## [Aim of the exercise]
Pick out the lines containing "perempuan".

-- Begin Record extracts --

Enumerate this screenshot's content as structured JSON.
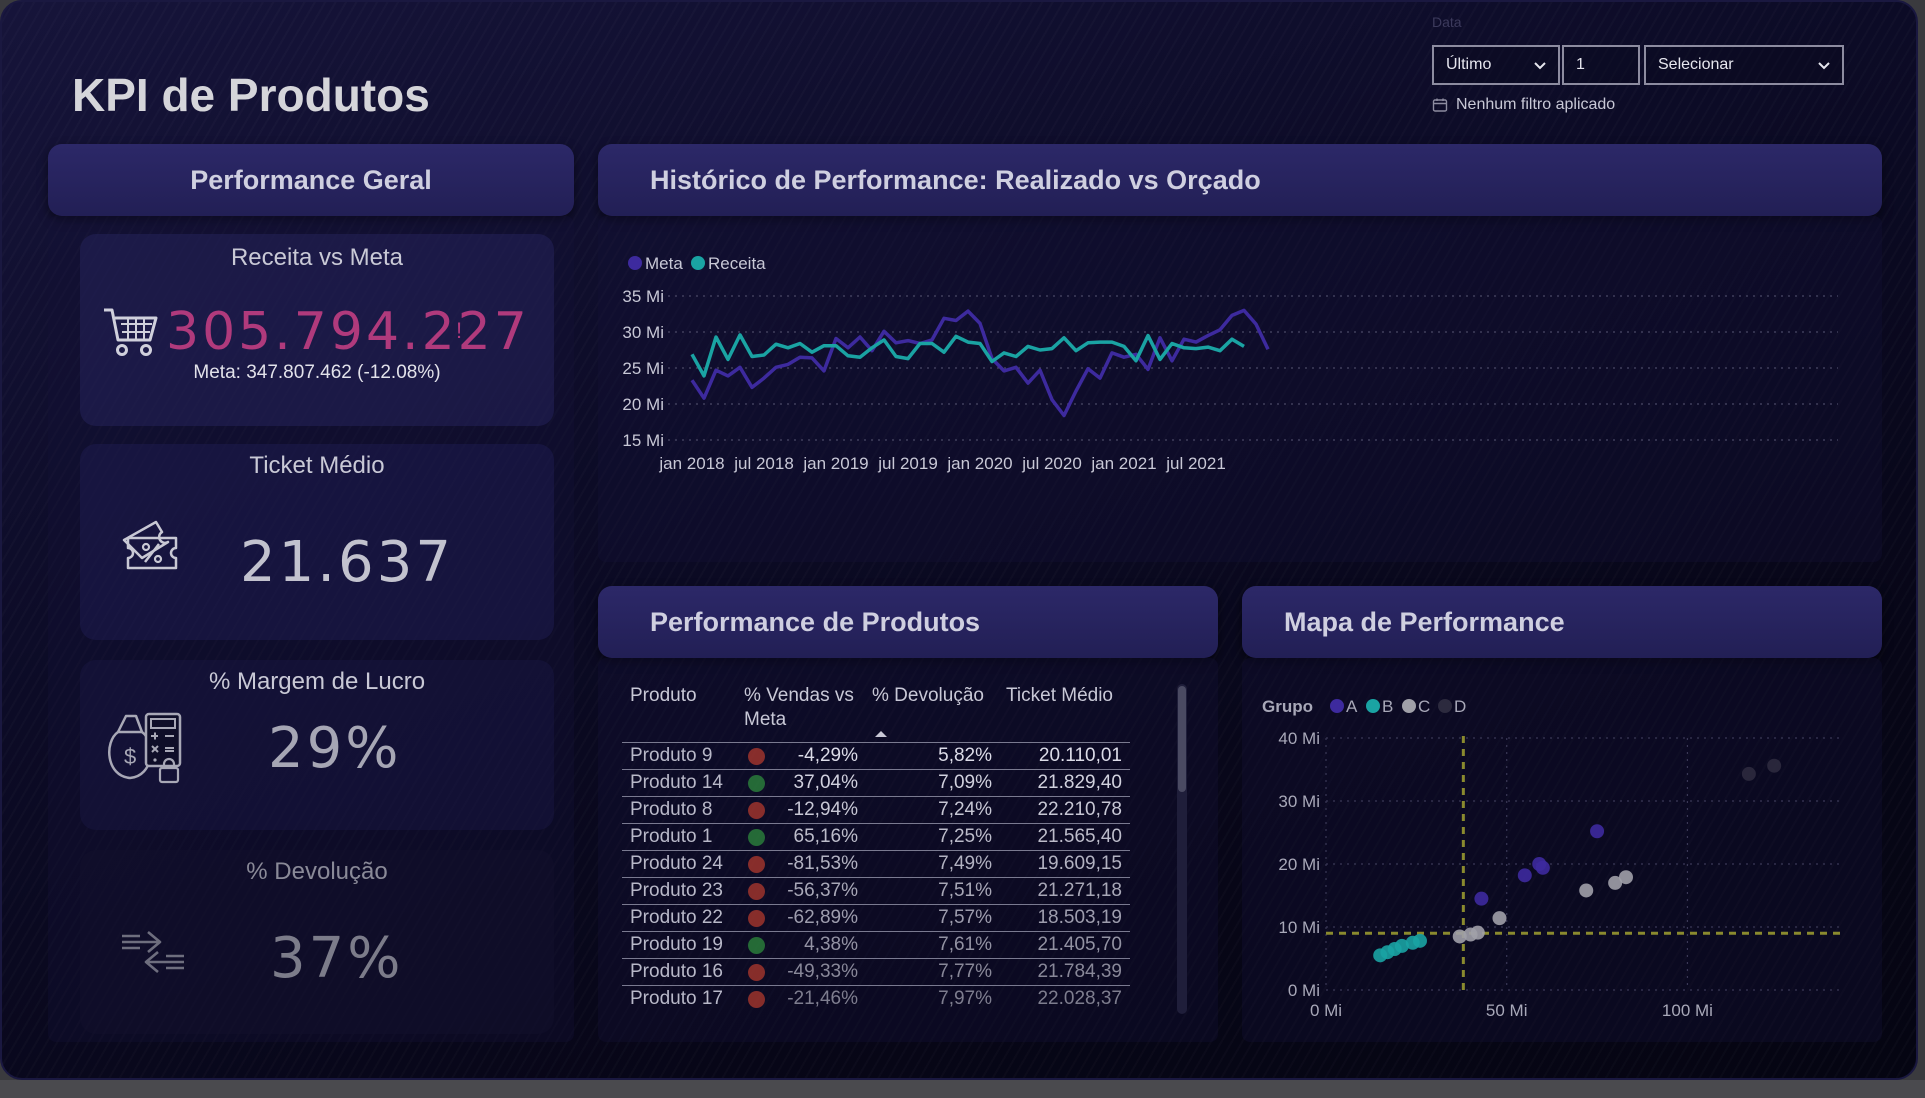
{
  "page_title": "KPI de Produtos",
  "filter": {
    "hint": "Data",
    "mode": "Último",
    "count": "1",
    "unit_placeholder": "Selecionar",
    "status": "Nenhum filtro aplicado"
  },
  "performance_geral": {
    "title": "Performance Geral",
    "receita": {
      "title": "Receita vs Meta",
      "value": "305.794.227",
      "alert": "!",
      "meta": "Meta: 347.807.462 (-12.08%)",
      "icon": "shopping-cart-icon",
      "value_color": "#b03a7c"
    },
    "ticket": {
      "title": "Ticket Médio",
      "value": "21.637",
      "icon": "discount-ticket-icon"
    },
    "margem": {
      "title": "% Margem de Lucro",
      "value": "29%",
      "icon": "money-bag-calculator-icon"
    },
    "devolucao": {
      "title": "% Devolução",
      "value": "37%",
      "icon": "exchange-arrows-icon"
    }
  },
  "historico": {
    "title": "Histórico de Performance: Realizado vs Orçado",
    "chart_data": {
      "type": "line",
      "legend_position": "top-left",
      "x_tick_labels": [
        "jan 2018",
        "jul 2018",
        "jan 2019",
        "jul 2019",
        "jan 2020",
        "jul 2020",
        "jan 2021",
        "jul 2021"
      ],
      "y_tick_labels": [
        "35 Mi",
        "30 Mi",
        "25 Mi",
        "20 Mi",
        "15 Mi"
      ],
      "ylim": [
        15,
        35
      ],
      "grid": true,
      "x_start": "jan 2018",
      "x_interval": "month",
      "series": [
        {
          "name": "Meta",
          "color": "#3d2a9e",
          "values": [
            23.3,
            20.8,
            24.7,
            23.9,
            25.1,
            22.3,
            23.6,
            25.1,
            25.5,
            26.5,
            26.4,
            24.6,
            29.1,
            27.8,
            29.3,
            27.4,
            30.1,
            28.5,
            28.8,
            28.4,
            28.9,
            31.9,
            31.6,
            32.9,
            31.2,
            26.3,
            24.6,
            25.1,
            22.9,
            24.7,
            20.6,
            18.4,
            21.8,
            24.9,
            23.6,
            27.1,
            26.5,
            26.9,
            24.8,
            29.2,
            26.0,
            29.0,
            28.6,
            29.5,
            30.3,
            32.3,
            33.0,
            31.1,
            27.6
          ]
        },
        {
          "name": "Receita",
          "color": "#1aa3a3",
          "values": [
            26.9,
            23.9,
            29.3,
            26.2,
            29.6,
            26.6,
            26.8,
            28.3,
            27.8,
            28.4,
            27.2,
            28.1,
            28.1,
            26.7,
            26.5,
            27.8,
            28.9,
            26.6,
            26.3,
            28.4,
            28.4,
            27.2,
            29.4,
            28.6,
            28.4,
            25.9,
            27.1,
            26.6,
            28.0,
            27.5,
            27.7,
            29.2,
            27.4,
            28.5,
            28.6,
            28.6,
            28.0,
            26.0,
            29.5,
            26.2,
            28.4,
            27.8,
            27.7,
            27.9,
            27.4,
            29.0,
            28.0
          ]
        }
      ]
    }
  },
  "produtos": {
    "title": "Performance de Produtos",
    "columns": [
      "Produto",
      "% Vendas vs Meta",
      "% Devolução",
      "Ticket Médio"
    ],
    "rows": [
      {
        "produto": "Produto 9",
        "status": "#b03a2e",
        "vendas": "-4,29%",
        "devolucao": "5,82%",
        "ticket": "20.110,01"
      },
      {
        "produto": "Produto 14",
        "status": "#2e8b3e",
        "vendas": "37,04%",
        "devolucao": "7,09%",
        "ticket": "21.829,40"
      },
      {
        "produto": "Produto 8",
        "status": "#b03a2e",
        "vendas": "-12,94%",
        "devolucao": "7,24%",
        "ticket": "22.210,78"
      },
      {
        "produto": "Produto 1",
        "status": "#2e8b3e",
        "vendas": "65,16%",
        "devolucao": "7,25%",
        "ticket": "21.565,40"
      },
      {
        "produto": "Produto 24",
        "status": "#b03a2e",
        "vendas": "-81,53%",
        "devolucao": "7,49%",
        "ticket": "19.609,15"
      },
      {
        "produto": "Produto 23",
        "status": "#b03a2e",
        "vendas": "-56,37%",
        "devolucao": "7,51%",
        "ticket": "21.271,18"
      },
      {
        "produto": "Produto 22",
        "status": "#b03a2e",
        "vendas": "-62,89%",
        "devolucao": "7,57%",
        "ticket": "18.503,19"
      },
      {
        "produto": "Produto 19",
        "status": "#2e8b3e",
        "vendas": "4,38%",
        "devolucao": "7,61%",
        "ticket": "21.405,70"
      },
      {
        "produto": "Produto 16",
        "status": "#b03a2e",
        "vendas": "-49,33%",
        "devolucao": "7,77%",
        "ticket": "21.784,39"
      },
      {
        "produto": "Produto 17",
        "status": "#b03a2e",
        "vendas": "-21,46%",
        "devolucao": "7,97%",
        "ticket": "22.028,37"
      }
    ]
  },
  "mapa": {
    "title": "Mapa de Performance",
    "chart_data": {
      "type": "scatter",
      "legend_title": "Grupo",
      "legend_position": "top-left",
      "x_tick_labels": [
        "0 Mi",
        "50 Mi",
        "100 Mi"
      ],
      "y_tick_labels": [
        "40 Mi",
        "30 Mi",
        "20 Mi",
        "10 Mi",
        "0 Mi"
      ],
      "xlim": [
        0,
        140
      ],
      "ylim": [
        0,
        40
      ],
      "reference_lines": {
        "x": 38,
        "y": 9
      },
      "series": [
        {
          "name": "A",
          "color": "#3d2a9e",
          "points": [
            [
              43,
              14.5
            ],
            [
              55,
              18.2
            ],
            [
              59,
              20.0
            ],
            [
              60,
              19.4
            ],
            [
              75,
              25.2
            ]
          ]
        },
        {
          "name": "B",
          "color": "#1aa3a3",
          "points": [
            [
              15,
              5.5
            ],
            [
              17,
              6.0
            ],
            [
              19,
              6.5
            ],
            [
              21,
              7.0
            ],
            [
              24,
              7.5
            ],
            [
              26,
              7.8
            ]
          ]
        },
        {
          "name": "C",
          "color": "#a0a0a8",
          "points": [
            [
              37,
              8.5
            ],
            [
              40,
              8.8
            ],
            [
              42,
              9.1
            ],
            [
              48,
              11.4
            ],
            [
              72,
              15.8
            ],
            [
              80,
              17.0
            ],
            [
              83,
              17.9
            ]
          ]
        },
        {
          "name": "D",
          "color": "#2c2a3e",
          "points": [
            [
              117,
              34.3
            ],
            [
              124,
              35.6
            ]
          ]
        }
      ]
    }
  }
}
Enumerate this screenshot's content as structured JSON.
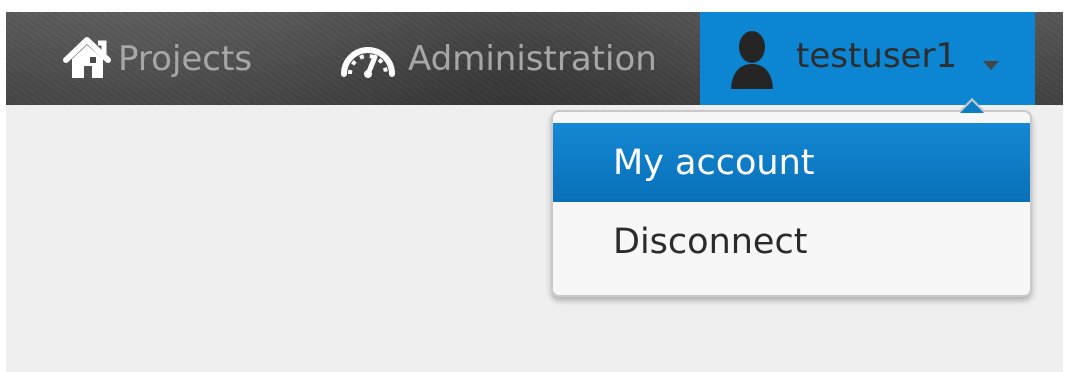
{
  "navbar": {
    "items": [
      {
        "label": "Projects",
        "icon": "home-icon"
      },
      {
        "label": "Administration",
        "icon": "gauge-icon"
      }
    ],
    "user": {
      "name": "testuser1",
      "icon": "user-icon",
      "caret_icon": "caret-down-icon"
    }
  },
  "dropdown": {
    "items": [
      {
        "label": "My account",
        "active": true
      },
      {
        "label": "Disconnect",
        "active": false
      }
    ]
  },
  "colors": {
    "nav_background": "#454545",
    "nav_text": "#a7a7a7",
    "accent": "#0c86d2",
    "menu_background": "#f7f7f7",
    "page_background": "#efefef"
  }
}
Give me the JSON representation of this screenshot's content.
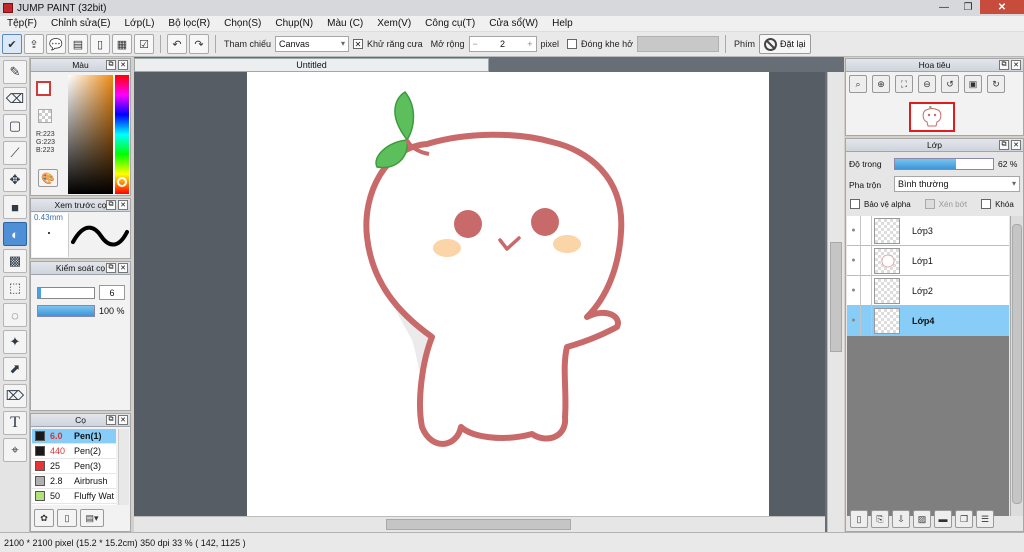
{
  "window": {
    "title": "JUMP PAINT (32bit)"
  },
  "menu": [
    "Tệp(F)",
    "Chỉnh sửa(E)",
    "Lớp(L)",
    "Bộ lọc(R)",
    "Chọn(S)",
    "Chụp(N)",
    "Màu (C)",
    "Xem(V)",
    "Công cụ(T)",
    "Cửa sổ(W)",
    "Help"
  ],
  "toolbar": {
    "reference_label": "Tham chiếu",
    "reference_value": "Canvas",
    "antialias_label": "Khử răng cưa",
    "expand_label": "Mở rộng",
    "expand_value": "2",
    "expand_unit": "pixel",
    "close_gap_label": "Đóng khe hở",
    "keys_label": "Phím",
    "reset_label": "Đặt lại"
  },
  "color_panel": {
    "title": "Màu",
    "r": "R:223",
    "g": "G:223",
    "b": "B:223",
    "primary": "#d23a3a"
  },
  "brush_preview": {
    "title": "Xem trước cọ",
    "size": "0.43mm"
  },
  "brush_control": {
    "title": "Kiểm soát cọ",
    "size_value": "6",
    "opacity_value": "100 %",
    "opacity": 100
  },
  "brush_panel": {
    "title": "Cọ",
    "brushes": [
      {
        "color": "#1a1a1a",
        "size": "6.0",
        "name": "Pen(1)",
        "selected": true
      },
      {
        "color": "#1a1a1a",
        "size": "440",
        "name": "Pen(2)",
        "selected": false
      },
      {
        "color": "#e83434",
        "size": "25",
        "name": "Pen(3)",
        "selected": false
      },
      {
        "color": "#b0b0b0",
        "size": "2.8",
        "name": "Airbrush",
        "selected": false
      },
      {
        "color": "#b6e07a",
        "size": "50",
        "name": "Fluffy Wat",
        "selected": false
      }
    ]
  },
  "document": {
    "tab": "Untitled"
  },
  "navigator": {
    "title": "Hoa tiêu"
  },
  "layers": {
    "title": "Lớp",
    "opacity_label": "Độ trong",
    "opacity_value": "62 %",
    "opacity": 62,
    "blend_label": "Pha trộn",
    "blend_value": "Bình thường",
    "protect_alpha": "Bảo vệ alpha",
    "clip": "Xén bớt",
    "lock": "Khóa",
    "items": [
      {
        "name": "Lớp3",
        "selected": false
      },
      {
        "name": "Lớp1",
        "selected": false
      },
      {
        "name": "Lớp2",
        "selected": false
      },
      {
        "name": "Lớp4",
        "selected": true
      }
    ]
  },
  "status": {
    "size": "2100 * 2100 pixel",
    "physical": "(15.2 * 15.2cm)",
    "dpi": "350 dpi",
    "zoom": "33 %",
    "coords": "( 142, 1125 )"
  },
  "colors": {
    "accent": "#4f8fd6",
    "layer_selected": "#87cdf7",
    "character_outline": "#c96a6a",
    "leaf": "#5cbf5c"
  }
}
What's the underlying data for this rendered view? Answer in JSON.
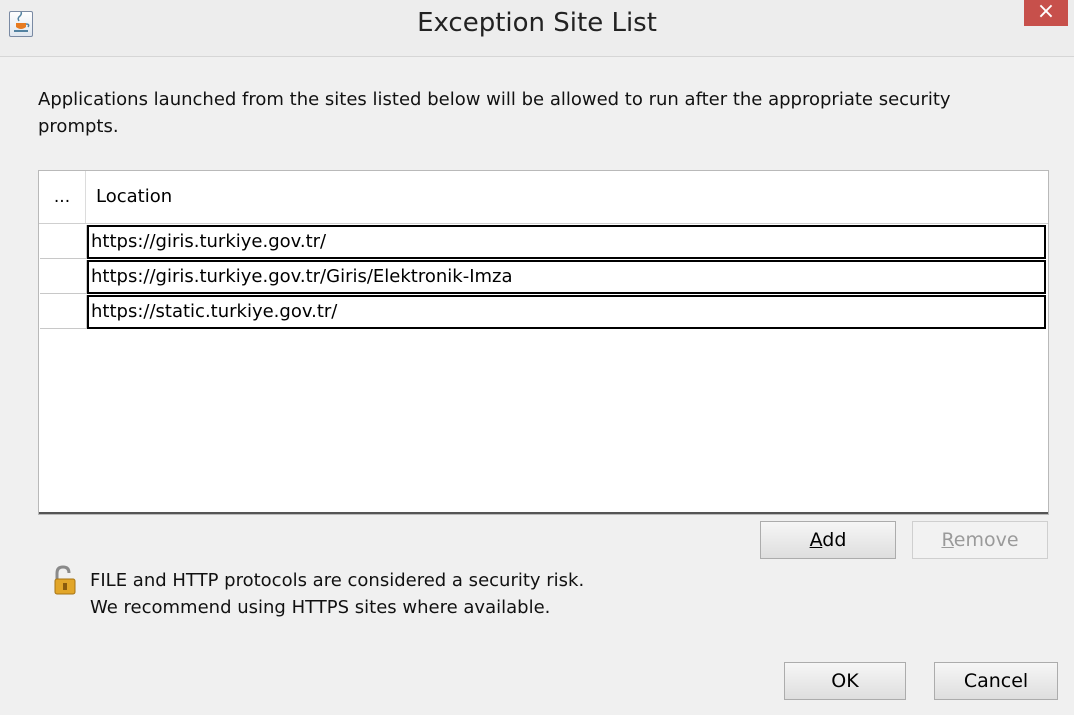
{
  "window": {
    "title": "Exception Site List",
    "close_glyph": "×",
    "app_icon": "java-cup-icon"
  },
  "intro_text": "Applications launched from the sites listed below will be allowed to run after the appropriate security prompts.",
  "table": {
    "headers": [
      "...",
      "Location"
    ],
    "rows": [
      {
        "location": "https://giris.turkiye.gov.tr/"
      },
      {
        "location": "https://giris.turkiye.gov.tr/Giris/Elektronik-Imza"
      },
      {
        "location": "https://static.turkiye.gov.tr/"
      }
    ]
  },
  "buttons": {
    "add": {
      "mnemonic": "A",
      "rest": "dd"
    },
    "remove": {
      "mnemonic": "R",
      "rest": "emove"
    },
    "ok": "OK",
    "cancel": "Cancel"
  },
  "warning": {
    "icon": "lock-warning-icon",
    "line1": "FILE and HTTP protocols are considered a security risk.",
    "line2": "We recommend using HTTPS sites where available."
  }
}
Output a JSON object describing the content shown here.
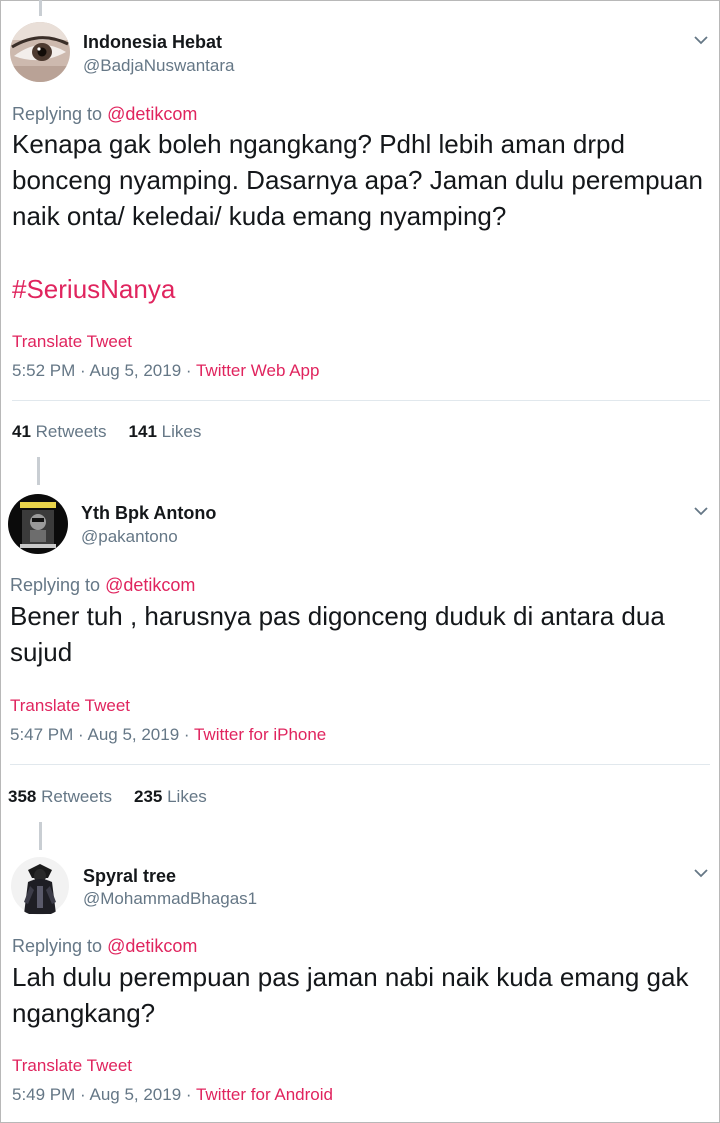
{
  "tweets": [
    {
      "name": "Indonesia Hebat",
      "handle": "@BadjaNuswantara",
      "replying_label": "Replying to",
      "replying_to": "@detikcom",
      "text": "Kenapa gak boleh ngangkang? Pdhl lebih aman drpd bonceng nyamping. Dasarnya apa? Jaman dulu perempuan naik onta/ keledai/ kuda emang nyamping?",
      "hashtag": "#SeriusNanya",
      "translate": "Translate Tweet",
      "time": "5:52 PM · Aug 5, 2019 · ",
      "source": "Twitter Web App",
      "retweets": "41",
      "retweets_label": "Retweets",
      "likes": "141",
      "likes_label": "Likes"
    },
    {
      "name": "Yth Bpk Antono",
      "handle": "@pakantono",
      "replying_label": "Replying to",
      "replying_to": "@detikcom",
      "text": "Bener tuh , harusnya pas digonceng duduk di antara dua sujud",
      "translate": "Translate Tweet",
      "time": "5:47 PM · Aug 5, 2019 · ",
      "source": "Twitter for iPhone",
      "retweets": "358",
      "retweets_label": "Retweets",
      "likes": "235",
      "likes_label": "Likes"
    },
    {
      "name": "Spyral tree",
      "handle": "@MohammadBhagas1",
      "replying_label": "Replying to",
      "replying_to": "@detikcom",
      "text": "Lah dulu perempuan pas jaman nabi naik kuda emang gak ngangkang?",
      "translate": "Translate Tweet",
      "time": "5:49 PM · Aug 5, 2019 · ",
      "source": "Twitter for Android"
    }
  ],
  "icons": {
    "chevron": "chevron-down-icon",
    "avatar": "avatar-image"
  },
  "colors": {
    "accent": "#e0245e",
    "muted": "#657786",
    "text": "#14171a"
  }
}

-- End Record extracts --

## [Exercise output]
      "text": "Kenapa gak boleh ngangkang? Pdhl lebih aman drpd bonceng nyamping. Dasarnya apa? Jaman dulu perempuan naik onta/ keledai/ kuda emang nyamping?",
      "text": "Lah dulu perempuan pas jaman nabi naik kuda emang gak ngangkang?",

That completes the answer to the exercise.